## Records shown
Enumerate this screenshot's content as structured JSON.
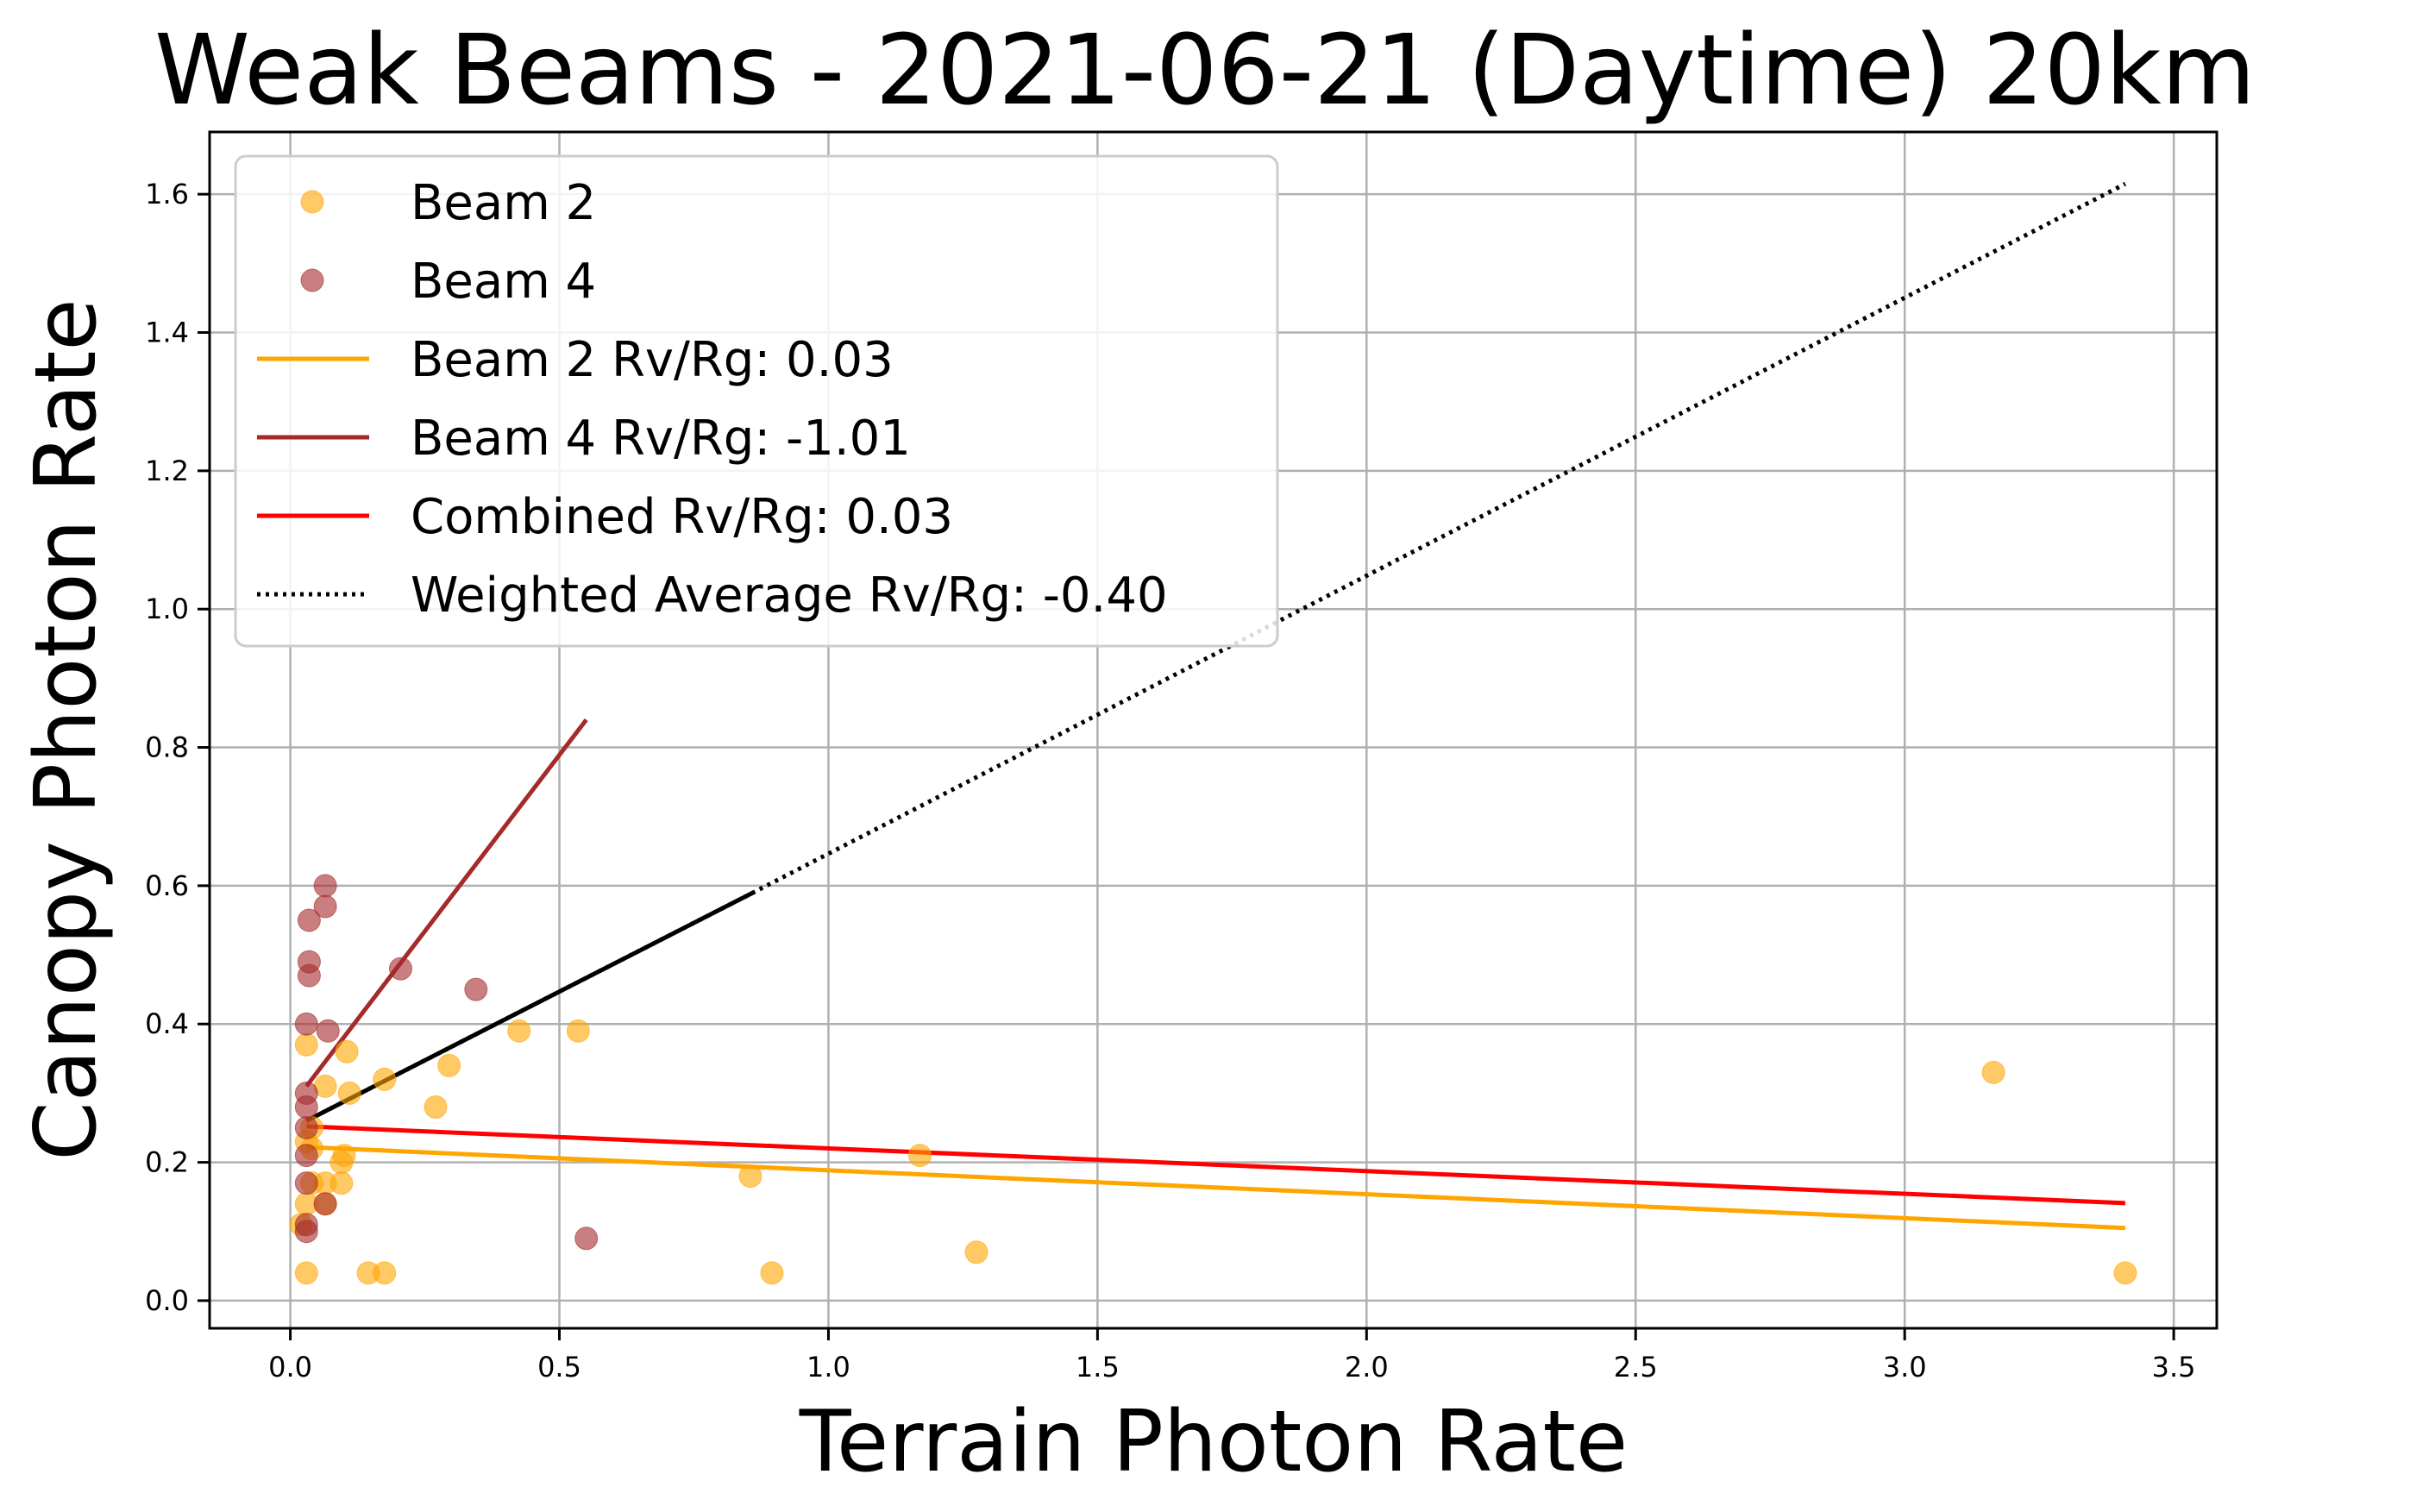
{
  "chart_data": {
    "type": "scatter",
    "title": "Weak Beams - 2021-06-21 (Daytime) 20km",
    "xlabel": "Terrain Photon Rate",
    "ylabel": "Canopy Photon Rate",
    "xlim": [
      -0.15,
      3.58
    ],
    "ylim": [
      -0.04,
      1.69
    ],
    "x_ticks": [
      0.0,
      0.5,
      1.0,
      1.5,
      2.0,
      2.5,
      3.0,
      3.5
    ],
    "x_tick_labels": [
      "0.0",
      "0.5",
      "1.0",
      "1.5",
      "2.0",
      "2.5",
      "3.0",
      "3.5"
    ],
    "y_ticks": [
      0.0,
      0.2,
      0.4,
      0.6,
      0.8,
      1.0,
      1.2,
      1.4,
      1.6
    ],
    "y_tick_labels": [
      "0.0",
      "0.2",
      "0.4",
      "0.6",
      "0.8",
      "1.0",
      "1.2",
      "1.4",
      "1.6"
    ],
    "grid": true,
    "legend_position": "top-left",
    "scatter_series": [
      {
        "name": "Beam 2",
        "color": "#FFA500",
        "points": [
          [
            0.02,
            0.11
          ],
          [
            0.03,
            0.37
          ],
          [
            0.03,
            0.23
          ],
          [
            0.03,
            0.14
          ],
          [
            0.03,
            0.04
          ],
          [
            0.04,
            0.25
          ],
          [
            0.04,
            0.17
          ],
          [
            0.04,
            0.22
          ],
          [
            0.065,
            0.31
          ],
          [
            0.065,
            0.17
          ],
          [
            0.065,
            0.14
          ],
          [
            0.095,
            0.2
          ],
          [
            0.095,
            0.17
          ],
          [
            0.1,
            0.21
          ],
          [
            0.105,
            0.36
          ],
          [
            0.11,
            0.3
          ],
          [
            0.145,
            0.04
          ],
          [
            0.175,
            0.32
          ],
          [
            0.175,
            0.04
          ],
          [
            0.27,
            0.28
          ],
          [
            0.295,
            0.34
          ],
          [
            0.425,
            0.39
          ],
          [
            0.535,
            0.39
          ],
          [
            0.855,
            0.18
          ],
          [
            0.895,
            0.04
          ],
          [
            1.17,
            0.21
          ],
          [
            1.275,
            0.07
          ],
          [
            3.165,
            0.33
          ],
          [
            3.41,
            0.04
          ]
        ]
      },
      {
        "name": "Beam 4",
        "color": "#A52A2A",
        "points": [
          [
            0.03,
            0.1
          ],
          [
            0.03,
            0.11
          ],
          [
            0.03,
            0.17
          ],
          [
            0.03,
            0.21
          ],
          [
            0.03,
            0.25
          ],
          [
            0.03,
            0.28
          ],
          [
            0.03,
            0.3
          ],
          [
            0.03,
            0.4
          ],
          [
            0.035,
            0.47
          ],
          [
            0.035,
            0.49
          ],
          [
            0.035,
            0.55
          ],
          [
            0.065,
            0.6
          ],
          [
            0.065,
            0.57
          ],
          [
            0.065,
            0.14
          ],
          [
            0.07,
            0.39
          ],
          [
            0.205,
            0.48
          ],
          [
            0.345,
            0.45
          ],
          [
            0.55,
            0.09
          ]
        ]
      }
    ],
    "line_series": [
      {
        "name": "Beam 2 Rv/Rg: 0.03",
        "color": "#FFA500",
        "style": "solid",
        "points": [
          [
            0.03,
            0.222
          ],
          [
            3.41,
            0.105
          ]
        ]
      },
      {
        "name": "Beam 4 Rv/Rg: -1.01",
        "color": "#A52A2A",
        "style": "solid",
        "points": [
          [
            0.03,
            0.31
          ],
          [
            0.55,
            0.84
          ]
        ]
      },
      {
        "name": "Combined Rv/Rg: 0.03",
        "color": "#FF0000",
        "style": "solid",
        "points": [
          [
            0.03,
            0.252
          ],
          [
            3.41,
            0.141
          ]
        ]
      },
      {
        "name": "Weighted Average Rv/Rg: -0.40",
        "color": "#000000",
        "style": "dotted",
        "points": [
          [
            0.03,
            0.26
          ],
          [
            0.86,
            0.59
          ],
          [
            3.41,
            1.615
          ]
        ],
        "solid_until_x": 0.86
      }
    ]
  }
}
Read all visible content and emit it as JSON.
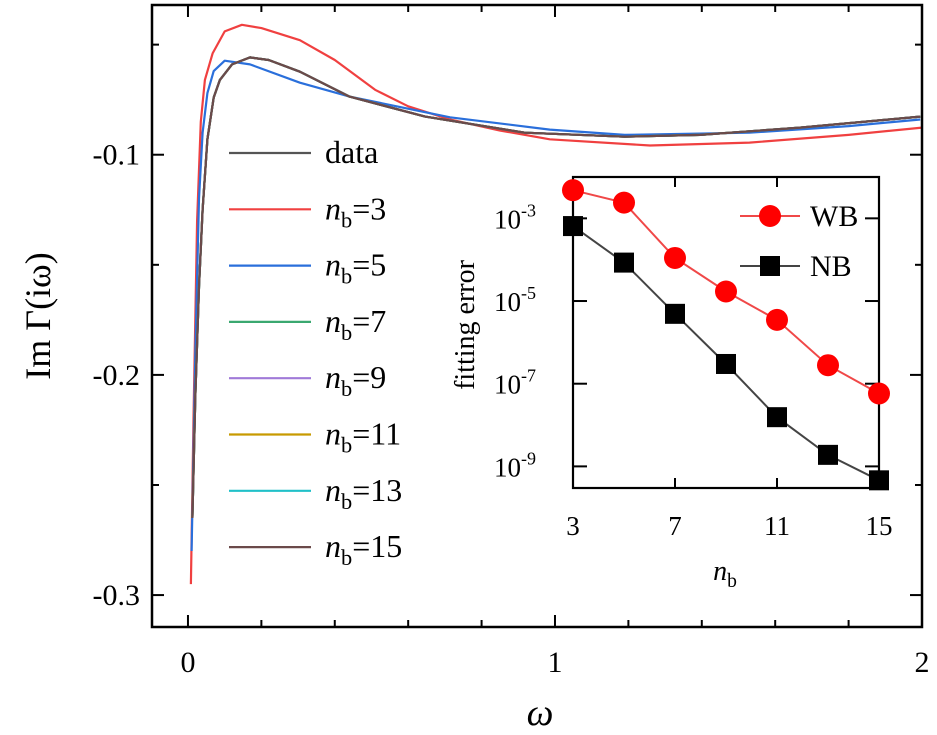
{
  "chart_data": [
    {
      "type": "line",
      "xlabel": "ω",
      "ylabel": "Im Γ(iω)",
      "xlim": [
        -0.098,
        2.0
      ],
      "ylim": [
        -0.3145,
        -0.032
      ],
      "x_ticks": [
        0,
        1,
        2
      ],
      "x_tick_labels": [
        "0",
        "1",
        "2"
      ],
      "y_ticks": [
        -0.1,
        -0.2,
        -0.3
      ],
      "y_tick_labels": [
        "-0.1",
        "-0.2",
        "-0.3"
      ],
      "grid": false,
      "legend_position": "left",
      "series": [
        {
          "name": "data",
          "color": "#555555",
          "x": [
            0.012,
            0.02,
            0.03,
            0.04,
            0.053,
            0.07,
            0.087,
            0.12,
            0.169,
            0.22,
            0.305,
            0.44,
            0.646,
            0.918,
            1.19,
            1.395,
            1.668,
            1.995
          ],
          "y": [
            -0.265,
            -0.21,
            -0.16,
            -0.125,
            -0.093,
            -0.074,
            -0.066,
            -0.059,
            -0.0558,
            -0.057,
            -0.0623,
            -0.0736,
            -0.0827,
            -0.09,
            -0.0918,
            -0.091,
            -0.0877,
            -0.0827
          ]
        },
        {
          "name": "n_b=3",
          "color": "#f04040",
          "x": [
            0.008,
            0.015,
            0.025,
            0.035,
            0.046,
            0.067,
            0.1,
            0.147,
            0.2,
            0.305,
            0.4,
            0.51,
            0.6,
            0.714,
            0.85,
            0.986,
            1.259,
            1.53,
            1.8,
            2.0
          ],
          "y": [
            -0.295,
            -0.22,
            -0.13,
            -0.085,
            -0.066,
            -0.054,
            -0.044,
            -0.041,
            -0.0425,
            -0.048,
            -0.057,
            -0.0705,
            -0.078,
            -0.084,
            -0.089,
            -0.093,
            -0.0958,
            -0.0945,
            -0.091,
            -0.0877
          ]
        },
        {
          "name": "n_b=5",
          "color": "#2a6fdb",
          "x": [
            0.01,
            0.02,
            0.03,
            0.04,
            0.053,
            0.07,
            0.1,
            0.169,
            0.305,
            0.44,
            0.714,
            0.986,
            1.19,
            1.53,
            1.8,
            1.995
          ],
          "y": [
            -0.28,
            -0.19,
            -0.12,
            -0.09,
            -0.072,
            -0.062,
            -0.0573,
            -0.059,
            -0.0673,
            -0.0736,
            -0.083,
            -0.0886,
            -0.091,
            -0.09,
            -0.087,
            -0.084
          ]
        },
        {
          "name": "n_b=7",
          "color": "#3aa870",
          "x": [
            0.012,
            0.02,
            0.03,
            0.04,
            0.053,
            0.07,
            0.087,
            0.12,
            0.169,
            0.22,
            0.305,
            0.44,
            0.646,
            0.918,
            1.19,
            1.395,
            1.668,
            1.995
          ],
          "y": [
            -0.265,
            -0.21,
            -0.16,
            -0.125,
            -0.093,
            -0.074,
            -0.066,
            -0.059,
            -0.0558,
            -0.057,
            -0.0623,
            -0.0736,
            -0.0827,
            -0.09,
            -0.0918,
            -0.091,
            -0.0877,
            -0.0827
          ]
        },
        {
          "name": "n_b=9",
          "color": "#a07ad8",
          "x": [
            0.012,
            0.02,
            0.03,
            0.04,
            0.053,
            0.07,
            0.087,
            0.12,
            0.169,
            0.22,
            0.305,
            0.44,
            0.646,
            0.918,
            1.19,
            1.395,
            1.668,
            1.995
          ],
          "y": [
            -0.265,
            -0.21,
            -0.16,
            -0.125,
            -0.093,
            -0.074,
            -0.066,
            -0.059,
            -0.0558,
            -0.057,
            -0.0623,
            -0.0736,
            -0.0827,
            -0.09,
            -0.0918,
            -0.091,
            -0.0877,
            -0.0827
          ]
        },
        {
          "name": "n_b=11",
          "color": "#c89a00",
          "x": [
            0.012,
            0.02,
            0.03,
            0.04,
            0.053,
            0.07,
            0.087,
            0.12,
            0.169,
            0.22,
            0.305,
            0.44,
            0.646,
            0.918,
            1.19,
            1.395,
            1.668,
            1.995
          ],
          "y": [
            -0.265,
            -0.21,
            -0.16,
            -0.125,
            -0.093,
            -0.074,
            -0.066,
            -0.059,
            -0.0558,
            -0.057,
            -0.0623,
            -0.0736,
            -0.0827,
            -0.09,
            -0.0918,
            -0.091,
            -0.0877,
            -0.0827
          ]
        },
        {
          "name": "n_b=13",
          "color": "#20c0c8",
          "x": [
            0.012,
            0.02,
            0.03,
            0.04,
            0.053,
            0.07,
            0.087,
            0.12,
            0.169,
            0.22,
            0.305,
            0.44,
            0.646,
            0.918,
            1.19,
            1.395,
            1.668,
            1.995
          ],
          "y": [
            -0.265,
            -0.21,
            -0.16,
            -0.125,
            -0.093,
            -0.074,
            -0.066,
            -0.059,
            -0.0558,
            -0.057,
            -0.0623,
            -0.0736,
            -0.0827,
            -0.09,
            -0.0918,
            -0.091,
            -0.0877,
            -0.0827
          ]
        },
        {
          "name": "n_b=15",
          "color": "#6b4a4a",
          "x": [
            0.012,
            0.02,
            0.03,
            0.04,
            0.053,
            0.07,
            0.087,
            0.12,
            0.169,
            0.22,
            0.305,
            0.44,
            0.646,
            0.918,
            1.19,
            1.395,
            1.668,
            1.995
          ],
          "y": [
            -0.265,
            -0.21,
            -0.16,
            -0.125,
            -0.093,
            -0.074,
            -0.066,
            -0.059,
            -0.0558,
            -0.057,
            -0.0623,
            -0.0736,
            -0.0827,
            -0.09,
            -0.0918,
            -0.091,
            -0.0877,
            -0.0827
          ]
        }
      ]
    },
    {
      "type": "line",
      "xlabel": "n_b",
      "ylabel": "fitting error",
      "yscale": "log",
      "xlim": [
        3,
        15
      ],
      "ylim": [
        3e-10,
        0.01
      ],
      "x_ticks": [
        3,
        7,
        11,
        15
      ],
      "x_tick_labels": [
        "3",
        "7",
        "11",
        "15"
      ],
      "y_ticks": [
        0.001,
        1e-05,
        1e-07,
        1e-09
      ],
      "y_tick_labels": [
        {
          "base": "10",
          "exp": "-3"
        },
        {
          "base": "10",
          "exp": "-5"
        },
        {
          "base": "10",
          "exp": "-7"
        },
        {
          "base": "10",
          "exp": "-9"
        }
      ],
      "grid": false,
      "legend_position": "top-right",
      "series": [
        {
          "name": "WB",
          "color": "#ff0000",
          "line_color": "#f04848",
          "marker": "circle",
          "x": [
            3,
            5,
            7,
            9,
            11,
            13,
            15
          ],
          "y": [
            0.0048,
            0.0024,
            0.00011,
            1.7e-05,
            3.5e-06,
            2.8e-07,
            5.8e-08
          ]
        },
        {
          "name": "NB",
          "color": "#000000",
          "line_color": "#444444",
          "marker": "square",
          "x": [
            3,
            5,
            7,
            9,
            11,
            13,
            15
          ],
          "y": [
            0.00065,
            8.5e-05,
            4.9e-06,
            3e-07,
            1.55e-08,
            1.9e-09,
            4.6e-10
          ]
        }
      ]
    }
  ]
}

## Task instructions
Check each line above for the string "left" and show the ones that have it.

## Response
    "legend_position": "top-left",
      "legend_position": "left",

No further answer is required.